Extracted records
◇ ◇ ◇ ◇

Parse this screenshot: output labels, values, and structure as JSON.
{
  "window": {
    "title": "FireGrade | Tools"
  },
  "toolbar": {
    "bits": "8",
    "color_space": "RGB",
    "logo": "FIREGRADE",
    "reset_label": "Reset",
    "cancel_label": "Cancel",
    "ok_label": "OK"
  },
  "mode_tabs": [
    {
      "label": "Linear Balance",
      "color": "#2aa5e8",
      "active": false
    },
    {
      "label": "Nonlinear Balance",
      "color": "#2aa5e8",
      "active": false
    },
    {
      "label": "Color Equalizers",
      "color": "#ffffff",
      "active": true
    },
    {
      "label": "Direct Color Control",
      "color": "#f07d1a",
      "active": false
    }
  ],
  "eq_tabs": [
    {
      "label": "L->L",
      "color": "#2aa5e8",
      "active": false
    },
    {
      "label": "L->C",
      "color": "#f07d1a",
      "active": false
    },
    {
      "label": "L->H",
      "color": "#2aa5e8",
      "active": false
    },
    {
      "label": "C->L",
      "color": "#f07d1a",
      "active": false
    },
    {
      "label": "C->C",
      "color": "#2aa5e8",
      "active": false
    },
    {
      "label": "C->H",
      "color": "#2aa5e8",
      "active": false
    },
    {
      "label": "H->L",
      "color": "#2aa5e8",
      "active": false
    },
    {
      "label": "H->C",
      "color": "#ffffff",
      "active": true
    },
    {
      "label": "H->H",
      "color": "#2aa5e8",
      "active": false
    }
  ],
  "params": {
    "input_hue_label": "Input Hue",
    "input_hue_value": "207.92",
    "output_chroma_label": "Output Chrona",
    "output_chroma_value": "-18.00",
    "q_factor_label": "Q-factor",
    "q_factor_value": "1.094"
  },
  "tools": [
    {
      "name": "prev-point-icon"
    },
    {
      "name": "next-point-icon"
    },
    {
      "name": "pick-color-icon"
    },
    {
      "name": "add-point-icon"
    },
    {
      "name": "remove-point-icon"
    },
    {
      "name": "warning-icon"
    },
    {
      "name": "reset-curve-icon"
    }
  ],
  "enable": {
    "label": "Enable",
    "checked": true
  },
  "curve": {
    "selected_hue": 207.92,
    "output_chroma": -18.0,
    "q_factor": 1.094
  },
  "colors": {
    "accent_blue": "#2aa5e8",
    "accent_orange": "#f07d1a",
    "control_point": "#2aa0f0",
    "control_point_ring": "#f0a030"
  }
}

◇ ◇ ◇ ◇

> **Stated task**: Reproduce the entries above exactly.

> **Solved exercise**:
Parse this screenshot: output labels, values, and structure as JSON.
{
  "window": {
    "title": "FireGrade | Tools"
  },
  "toolbar": {
    "bits": "8",
    "color_space": "RGB",
    "logo": "FIREGRADE",
    "reset_label": "Reset",
    "cancel_label": "Cancel",
    "ok_label": "OK"
  },
  "mode_tabs": [
    {
      "label": "Linear Balance",
      "color": "#2aa5e8",
      "active": false
    },
    {
      "label": "Nonlinear Balance",
      "color": "#2aa5e8",
      "active": false
    },
    {
      "label": "Color Equalizers",
      "color": "#ffffff",
      "active": true
    },
    {
      "label": "Direct Color Control",
      "color": "#f07d1a",
      "active": false
    }
  ],
  "eq_tabs": [
    {
      "label": "L->L",
      "color": "#2aa5e8",
      "active": false
    },
    {
      "label": "L->C",
      "color": "#f07d1a",
      "active": false
    },
    {
      "label": "L->H",
      "color": "#2aa5e8",
      "active": false
    },
    {
      "label": "C->L",
      "color": "#f07d1a",
      "active": false
    },
    {
      "label": "C->C",
      "color": "#2aa5e8",
      "active": false
    },
    {
      "label": "C->H",
      "color": "#2aa5e8",
      "active": false
    },
    {
      "label": "H->L",
      "color": "#2aa5e8",
      "active": false
    },
    {
      "label": "H->C",
      "color": "#ffffff",
      "active": true
    },
    {
      "label": "H->H",
      "color": "#2aa5e8",
      "active": false
    }
  ],
  "params": {
    "input_hue_label": "Input Hue",
    "input_hue_value": "207.92",
    "output_chroma_label": "Output Chrona",
    "output_chroma_value": "-18.00",
    "q_factor_label": "Q-factor",
    "q_factor_value": "1.094"
  },
  "tools": [
    {
      "name": "prev-point-icon"
    },
    {
      "name": "next-point-icon"
    },
    {
      "name": "pick-color-icon"
    },
    {
      "name": "add-point-icon"
    },
    {
      "name": "remove-point-icon"
    },
    {
      "name": "warning-icon"
    },
    {
      "name": "reset-curve-icon"
    }
  ],
  "enable": {
    "label": "Enable",
    "checked": true
  },
  "curve": {
    "selected_hue": 207.92,
    "output_chroma": -18.0,
    "q_factor": 1.094
  },
  "colors": {
    "accent_blue": "#2aa5e8",
    "accent_orange": "#f07d1a",
    "control_point": "#2aa0f0",
    "control_point_ring": "#f0a030"
  }
}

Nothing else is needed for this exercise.